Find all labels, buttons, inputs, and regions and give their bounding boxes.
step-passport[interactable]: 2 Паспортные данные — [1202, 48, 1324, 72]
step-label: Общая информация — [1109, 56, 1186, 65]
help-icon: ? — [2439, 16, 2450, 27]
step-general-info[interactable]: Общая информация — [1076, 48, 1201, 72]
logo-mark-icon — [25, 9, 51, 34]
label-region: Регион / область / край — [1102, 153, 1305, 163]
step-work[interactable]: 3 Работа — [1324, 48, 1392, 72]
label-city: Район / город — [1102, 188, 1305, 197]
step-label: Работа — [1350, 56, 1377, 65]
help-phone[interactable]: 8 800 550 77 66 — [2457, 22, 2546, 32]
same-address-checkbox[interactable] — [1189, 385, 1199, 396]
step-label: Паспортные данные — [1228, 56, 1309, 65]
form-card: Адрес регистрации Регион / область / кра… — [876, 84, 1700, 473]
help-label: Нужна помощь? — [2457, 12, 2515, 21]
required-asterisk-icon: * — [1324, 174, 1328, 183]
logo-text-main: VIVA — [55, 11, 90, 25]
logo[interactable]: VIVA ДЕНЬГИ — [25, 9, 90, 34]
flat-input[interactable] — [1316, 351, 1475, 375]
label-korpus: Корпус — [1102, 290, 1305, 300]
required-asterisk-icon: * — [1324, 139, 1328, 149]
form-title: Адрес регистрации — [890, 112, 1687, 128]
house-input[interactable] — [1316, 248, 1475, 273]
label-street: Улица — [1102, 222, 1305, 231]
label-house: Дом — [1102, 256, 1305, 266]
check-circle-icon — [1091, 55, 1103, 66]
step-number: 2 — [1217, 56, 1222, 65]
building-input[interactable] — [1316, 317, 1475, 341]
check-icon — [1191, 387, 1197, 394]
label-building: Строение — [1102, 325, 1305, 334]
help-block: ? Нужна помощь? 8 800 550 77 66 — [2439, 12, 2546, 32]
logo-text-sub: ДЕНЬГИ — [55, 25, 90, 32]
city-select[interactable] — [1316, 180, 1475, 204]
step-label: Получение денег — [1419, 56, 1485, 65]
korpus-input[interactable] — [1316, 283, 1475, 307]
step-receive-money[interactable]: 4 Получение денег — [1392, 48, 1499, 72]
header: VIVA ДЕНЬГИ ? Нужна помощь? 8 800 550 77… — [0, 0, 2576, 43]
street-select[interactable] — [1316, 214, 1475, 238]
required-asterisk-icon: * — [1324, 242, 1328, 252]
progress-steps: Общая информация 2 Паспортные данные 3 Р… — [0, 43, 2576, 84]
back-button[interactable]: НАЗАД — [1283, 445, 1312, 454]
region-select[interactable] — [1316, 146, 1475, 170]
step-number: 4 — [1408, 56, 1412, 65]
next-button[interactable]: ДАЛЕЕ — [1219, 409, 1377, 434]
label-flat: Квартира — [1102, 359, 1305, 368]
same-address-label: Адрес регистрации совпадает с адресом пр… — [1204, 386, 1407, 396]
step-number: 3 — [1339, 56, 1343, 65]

——————

STATED TASK:
Please write out the lines from the first one through the line with "help-phone[interactable]: 8 800", replacing "step-label" with "stage-label" and leaving everything else unchanged.

SOLUTION BELOW:
Find all labels, buttons, inputs, and regions and give their bounding boxes.
step-passport[interactable]: 2 Паспортные данные — [1202, 48, 1324, 72]
stage-label: Общая информация — [1109, 56, 1186, 65]
help-icon: ? — [2439, 16, 2450, 27]
step-general-info[interactable]: Общая информация — [1076, 48, 1201, 72]
logo-mark-icon — [25, 9, 51, 34]
label-region: Регион / область / край — [1102, 153, 1305, 163]
step-work[interactable]: 3 Работа — [1324, 48, 1392, 72]
label-city: Район / город — [1102, 188, 1305, 197]
stage-label: Работа — [1350, 56, 1377, 65]
help-phone[interactable]: 8 800 550 77 66 — [2457, 22, 2546, 32]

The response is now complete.